- **PROMPT**:
From the rows below, pick out and copy every line containing the string "person". Letter case matters.

(Element boundary records)
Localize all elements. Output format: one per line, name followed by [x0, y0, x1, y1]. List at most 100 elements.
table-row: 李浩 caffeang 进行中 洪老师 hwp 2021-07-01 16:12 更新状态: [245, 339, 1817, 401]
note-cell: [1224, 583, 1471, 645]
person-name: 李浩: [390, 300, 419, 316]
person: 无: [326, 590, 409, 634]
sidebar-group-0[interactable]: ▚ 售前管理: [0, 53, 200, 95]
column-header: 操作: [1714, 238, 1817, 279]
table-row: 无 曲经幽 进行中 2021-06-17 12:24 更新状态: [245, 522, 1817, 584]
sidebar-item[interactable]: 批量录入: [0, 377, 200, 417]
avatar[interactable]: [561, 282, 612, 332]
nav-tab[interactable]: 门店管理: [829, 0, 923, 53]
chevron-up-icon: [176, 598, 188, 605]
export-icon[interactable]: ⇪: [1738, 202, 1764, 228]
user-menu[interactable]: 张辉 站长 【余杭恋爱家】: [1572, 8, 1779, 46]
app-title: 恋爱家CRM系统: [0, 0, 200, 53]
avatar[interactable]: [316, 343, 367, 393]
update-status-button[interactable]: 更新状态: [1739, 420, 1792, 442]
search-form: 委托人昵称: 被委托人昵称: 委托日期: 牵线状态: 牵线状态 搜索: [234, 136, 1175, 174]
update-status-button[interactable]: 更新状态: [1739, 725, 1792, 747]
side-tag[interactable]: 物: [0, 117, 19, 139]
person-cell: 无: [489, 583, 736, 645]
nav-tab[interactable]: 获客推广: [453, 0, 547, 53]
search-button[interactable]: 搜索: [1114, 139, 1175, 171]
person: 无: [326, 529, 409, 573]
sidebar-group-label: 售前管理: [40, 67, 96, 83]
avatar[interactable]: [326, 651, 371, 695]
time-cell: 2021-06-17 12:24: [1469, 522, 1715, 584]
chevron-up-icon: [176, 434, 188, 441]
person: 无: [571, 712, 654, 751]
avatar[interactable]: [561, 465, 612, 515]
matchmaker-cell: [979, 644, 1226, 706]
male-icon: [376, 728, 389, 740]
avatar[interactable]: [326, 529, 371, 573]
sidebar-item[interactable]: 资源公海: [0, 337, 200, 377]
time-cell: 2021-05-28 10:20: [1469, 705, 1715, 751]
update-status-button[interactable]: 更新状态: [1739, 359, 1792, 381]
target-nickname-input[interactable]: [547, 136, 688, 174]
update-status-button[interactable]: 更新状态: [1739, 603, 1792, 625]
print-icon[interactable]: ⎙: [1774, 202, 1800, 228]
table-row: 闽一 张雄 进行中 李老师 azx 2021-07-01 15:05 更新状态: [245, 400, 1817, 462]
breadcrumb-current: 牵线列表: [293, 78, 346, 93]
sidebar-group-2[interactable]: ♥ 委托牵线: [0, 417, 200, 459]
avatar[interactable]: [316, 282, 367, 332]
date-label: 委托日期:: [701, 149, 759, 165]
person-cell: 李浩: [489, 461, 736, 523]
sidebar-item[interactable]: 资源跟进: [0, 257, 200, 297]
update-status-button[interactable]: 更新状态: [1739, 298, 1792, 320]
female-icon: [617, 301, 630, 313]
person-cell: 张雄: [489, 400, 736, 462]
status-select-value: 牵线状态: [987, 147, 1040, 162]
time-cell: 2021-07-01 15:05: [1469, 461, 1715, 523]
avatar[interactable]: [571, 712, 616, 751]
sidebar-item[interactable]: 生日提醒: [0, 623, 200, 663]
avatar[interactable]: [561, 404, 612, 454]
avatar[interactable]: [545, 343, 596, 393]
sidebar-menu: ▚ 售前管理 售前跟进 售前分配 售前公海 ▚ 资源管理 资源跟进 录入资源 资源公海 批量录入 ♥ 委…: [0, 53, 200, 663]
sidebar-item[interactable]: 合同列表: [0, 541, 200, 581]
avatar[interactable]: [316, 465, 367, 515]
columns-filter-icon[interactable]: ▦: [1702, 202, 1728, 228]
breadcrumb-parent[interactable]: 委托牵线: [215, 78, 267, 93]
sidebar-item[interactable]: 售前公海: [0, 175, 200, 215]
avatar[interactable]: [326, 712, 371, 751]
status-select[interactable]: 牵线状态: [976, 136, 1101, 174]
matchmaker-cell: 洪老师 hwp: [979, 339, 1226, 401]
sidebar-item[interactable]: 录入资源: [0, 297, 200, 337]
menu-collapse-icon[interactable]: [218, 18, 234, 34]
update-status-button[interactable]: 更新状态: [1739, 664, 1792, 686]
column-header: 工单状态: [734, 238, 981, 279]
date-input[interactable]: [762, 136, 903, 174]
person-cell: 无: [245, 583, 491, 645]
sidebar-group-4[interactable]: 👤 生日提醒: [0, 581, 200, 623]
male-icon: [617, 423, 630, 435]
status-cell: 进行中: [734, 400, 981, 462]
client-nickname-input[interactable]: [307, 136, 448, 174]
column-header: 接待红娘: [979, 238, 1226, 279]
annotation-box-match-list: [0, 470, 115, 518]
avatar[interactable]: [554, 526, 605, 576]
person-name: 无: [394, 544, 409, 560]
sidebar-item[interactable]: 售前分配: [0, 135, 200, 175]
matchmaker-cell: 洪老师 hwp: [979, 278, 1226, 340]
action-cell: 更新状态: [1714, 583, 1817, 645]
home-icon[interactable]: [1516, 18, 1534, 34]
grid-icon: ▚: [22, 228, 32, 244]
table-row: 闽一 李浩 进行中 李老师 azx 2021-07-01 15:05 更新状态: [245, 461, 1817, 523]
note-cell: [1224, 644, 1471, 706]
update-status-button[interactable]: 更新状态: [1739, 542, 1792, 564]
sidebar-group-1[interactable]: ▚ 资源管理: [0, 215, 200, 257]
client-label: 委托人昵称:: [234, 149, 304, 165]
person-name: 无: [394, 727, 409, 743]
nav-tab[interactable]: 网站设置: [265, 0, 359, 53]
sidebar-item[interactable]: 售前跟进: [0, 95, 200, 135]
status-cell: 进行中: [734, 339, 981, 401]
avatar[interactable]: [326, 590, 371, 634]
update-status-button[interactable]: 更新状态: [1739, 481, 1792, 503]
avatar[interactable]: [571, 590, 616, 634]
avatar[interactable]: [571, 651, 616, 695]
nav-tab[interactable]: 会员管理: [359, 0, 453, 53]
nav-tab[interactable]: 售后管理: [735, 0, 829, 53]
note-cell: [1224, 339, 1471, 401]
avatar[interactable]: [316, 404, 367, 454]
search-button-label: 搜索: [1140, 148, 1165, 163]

- **EXERCISE SOLUTION**:
person-name: 李浩: [390, 300, 419, 316]
person: 无: [326, 590, 409, 634]
person-cell: 无: [489, 583, 736, 645]
person: 无: [326, 529, 409, 573]
person: 无: [571, 712, 654, 751]
person-cell: 李浩: [489, 461, 736, 523]
person-cell: 张雄: [489, 400, 736, 462]
person-cell: 无: [245, 583, 491, 645]
person-name: 无: [394, 544, 409, 560]
person-name: 无: [394, 727, 409, 743]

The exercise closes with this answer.